The problem:
Using the biography of actor Richard McCabe below, answer each question briefly.
(a) In what year's production of A Midsummer Night's Dream did McCabe first gain major attention as Puck?
(b) Which Molière title role did he play at Chichester's Festival Theatre in 2005?
(c) Who played Juliet opposite his Romeo in A Tender Thing?

Document extract:
----
Richard McCabe (born William McCabe; 18 August 1960) is a Scottish actor who has specialised in classical theatre. He is an Associate Artist of the Royal Shakespeare Company (RSC).

Career
McCabe is an Associate Artist of the Royal Shakespeare Company (RSC), best known for his roles, ranging from comedy (Puck, Autolycus, Thersites, Apemantus) to drama (King John, Iago, Flamineo). He first gained major attention as Puck in the 1989 production of A Midsummer Night's Dream, with a production that featured punk fairies and a scrapyard set. As Autolycus, McCabe entered Act III in The Winter's Tale, hanging from a bunch of huge balloons (1992–93; RST, Barbican, UK and international tour). His first leading part was creating the role of Christopher Marlowe in Peter Whelan's School of Night, a new play commissioned  by the RSC to commemorate the 400th anniversary of Marlowe's death in 1993 (1993–94). Other major roles with the RSC have been the title role in King John (2006; Josie O’Rourke, Swan); Iago opposite Ray Fearon in Othello (1999-2000; Michael Attenborough, RST & Barbican); Flamineo in John Webster’s White Devil (1996–97; Gale Edwards, Swan & The Pit). 

McCabe has also been associated with Chichester's Festival Theatre, playing a range of contrasting roles including the title role in Scapino or The Trickster by Molière (Festival Theatre 2005), directed by Silviu Purcarete. In 2010, McCabe played the critic Moon in The Real Inspector Hound by Tom Stoppard, and Mr. Puff in The Critic by Richard Brinsley Sheridan in a double bill at the Minerva theatre, as well as Jonson in Bingo by Edward Bond that subsequently transferred to the Young Vic.

In 2011 McCabe played Jim Hacker in a nationwide tour of Yes, Prime Minister which then transferred to both the Apollo and Gielgud theatres. He played Tropachov in Fortune's Fool by Turgenev at the Old Vic theatre.

In September and October 2012, he played an older Romeo opposite Kathryn Hunter's Juliet in Ben Power's adaptation of Romeo and Juliet, called A Tender Thing (2009), directed by Helena Kaut-Hausen. He also played Hamlet over a period of three years (1999-2001) for Birmingham Rep's production directed by Bill Alexander. This included appearing at the Hamlet Festival at Elsinore Castle in Denmark in 2001.
----
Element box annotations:
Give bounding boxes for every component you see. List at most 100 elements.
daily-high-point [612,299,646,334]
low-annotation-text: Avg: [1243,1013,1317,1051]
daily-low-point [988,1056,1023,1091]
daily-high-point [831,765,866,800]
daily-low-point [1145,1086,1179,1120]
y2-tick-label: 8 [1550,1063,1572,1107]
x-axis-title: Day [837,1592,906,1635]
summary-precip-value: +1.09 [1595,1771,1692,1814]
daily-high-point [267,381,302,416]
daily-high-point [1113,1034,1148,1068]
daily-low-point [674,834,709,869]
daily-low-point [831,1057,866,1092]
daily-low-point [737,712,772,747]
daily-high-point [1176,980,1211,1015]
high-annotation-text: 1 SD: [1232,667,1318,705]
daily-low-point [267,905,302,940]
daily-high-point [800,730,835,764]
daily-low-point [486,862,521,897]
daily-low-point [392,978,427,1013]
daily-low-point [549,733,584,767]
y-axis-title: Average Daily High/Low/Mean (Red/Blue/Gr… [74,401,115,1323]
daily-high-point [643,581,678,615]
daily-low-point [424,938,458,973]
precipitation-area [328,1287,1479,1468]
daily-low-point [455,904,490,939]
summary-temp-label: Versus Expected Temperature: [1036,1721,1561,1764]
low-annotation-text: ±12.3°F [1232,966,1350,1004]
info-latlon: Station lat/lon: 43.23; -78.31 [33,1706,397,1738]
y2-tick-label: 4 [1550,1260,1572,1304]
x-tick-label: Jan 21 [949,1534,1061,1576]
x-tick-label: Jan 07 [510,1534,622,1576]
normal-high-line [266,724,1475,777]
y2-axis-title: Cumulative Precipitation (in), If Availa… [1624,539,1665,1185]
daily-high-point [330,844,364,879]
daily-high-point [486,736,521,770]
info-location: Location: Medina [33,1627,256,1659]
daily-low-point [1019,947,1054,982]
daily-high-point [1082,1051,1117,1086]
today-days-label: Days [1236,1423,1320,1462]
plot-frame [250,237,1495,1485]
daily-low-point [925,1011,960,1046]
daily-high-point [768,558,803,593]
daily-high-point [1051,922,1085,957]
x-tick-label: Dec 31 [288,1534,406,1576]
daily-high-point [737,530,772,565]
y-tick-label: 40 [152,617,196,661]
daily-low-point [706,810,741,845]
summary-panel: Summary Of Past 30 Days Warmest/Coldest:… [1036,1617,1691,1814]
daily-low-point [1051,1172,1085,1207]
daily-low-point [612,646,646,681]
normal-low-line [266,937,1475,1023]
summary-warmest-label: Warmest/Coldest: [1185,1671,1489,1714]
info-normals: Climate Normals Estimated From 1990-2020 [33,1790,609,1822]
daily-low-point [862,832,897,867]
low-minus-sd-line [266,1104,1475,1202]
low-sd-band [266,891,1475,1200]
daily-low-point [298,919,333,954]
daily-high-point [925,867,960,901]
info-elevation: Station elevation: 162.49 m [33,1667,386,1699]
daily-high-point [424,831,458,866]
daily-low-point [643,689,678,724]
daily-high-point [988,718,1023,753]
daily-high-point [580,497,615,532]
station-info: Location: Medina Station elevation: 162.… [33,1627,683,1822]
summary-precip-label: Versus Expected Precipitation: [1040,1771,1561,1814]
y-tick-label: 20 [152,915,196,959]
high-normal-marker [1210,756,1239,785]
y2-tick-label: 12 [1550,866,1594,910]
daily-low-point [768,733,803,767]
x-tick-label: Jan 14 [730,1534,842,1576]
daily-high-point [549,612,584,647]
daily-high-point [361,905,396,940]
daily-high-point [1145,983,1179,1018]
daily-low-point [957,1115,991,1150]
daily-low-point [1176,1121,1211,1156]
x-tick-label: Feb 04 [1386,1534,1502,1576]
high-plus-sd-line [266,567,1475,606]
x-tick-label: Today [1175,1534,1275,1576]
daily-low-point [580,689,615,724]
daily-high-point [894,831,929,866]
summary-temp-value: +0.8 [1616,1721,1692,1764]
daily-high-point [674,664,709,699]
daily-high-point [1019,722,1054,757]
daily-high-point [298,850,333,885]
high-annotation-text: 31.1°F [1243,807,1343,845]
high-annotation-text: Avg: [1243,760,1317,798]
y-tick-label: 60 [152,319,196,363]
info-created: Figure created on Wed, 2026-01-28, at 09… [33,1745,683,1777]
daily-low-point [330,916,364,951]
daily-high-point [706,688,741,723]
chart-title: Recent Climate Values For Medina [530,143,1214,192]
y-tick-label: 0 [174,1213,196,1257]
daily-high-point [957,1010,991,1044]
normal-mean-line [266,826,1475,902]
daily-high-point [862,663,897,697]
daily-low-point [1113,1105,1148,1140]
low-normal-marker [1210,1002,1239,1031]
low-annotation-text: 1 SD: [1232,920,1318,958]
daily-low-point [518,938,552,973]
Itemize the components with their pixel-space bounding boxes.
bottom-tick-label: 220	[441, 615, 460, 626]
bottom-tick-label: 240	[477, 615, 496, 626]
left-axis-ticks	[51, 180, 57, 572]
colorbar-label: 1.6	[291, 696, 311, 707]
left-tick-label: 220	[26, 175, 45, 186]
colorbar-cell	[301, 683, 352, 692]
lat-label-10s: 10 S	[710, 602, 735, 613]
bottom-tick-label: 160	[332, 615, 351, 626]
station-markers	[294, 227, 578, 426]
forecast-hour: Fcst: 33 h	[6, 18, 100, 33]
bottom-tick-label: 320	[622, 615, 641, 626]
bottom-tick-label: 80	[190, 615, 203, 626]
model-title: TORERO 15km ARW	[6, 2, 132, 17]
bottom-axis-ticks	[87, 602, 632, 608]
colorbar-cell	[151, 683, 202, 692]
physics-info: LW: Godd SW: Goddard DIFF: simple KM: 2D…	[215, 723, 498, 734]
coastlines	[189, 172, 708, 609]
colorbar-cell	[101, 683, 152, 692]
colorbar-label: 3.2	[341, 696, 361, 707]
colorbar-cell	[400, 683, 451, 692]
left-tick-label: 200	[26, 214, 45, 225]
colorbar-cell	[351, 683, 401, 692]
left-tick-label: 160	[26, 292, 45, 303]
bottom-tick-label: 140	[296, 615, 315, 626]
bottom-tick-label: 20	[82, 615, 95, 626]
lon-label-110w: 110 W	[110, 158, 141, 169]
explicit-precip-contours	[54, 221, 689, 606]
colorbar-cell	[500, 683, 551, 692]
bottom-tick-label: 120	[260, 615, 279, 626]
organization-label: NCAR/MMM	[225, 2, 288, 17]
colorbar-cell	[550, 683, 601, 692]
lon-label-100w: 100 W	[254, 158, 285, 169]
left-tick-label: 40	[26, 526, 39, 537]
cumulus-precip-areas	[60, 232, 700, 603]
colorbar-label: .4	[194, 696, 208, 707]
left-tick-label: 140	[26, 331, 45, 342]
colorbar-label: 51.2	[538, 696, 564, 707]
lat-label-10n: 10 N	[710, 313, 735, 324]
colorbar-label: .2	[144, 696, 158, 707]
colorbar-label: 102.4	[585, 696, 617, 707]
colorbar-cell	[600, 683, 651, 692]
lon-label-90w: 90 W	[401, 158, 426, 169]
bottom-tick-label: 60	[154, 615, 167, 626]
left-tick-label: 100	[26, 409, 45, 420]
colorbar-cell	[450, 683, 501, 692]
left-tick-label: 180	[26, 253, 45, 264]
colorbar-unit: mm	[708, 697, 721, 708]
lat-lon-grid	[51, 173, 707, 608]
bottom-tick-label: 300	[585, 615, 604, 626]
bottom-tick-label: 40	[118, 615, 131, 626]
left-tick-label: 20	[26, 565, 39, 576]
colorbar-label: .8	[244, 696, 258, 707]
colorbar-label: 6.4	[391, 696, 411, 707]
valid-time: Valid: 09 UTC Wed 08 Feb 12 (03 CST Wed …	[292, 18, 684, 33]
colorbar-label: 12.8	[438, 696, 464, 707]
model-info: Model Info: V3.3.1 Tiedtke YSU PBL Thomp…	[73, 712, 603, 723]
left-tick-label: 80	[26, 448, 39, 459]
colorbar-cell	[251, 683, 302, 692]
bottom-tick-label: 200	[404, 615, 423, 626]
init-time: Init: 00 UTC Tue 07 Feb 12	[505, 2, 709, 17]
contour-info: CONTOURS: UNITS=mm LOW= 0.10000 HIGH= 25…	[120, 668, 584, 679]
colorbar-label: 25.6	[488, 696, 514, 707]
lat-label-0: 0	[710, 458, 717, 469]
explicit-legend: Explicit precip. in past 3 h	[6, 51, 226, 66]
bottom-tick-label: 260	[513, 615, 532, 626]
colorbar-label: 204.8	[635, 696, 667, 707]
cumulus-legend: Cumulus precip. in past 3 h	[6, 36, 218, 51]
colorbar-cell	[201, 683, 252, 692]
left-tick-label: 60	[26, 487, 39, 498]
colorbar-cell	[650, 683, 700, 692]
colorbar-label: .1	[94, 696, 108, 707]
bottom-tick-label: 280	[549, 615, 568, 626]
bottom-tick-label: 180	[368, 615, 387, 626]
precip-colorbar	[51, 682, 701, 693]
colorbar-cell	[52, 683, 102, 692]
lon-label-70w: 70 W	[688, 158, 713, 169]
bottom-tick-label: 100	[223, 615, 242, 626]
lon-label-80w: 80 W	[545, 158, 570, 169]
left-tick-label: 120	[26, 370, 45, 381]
----
Task response:
(a) 1989
(b) Scapino in Scapino or The Trickster
(c) Kathryn Hunter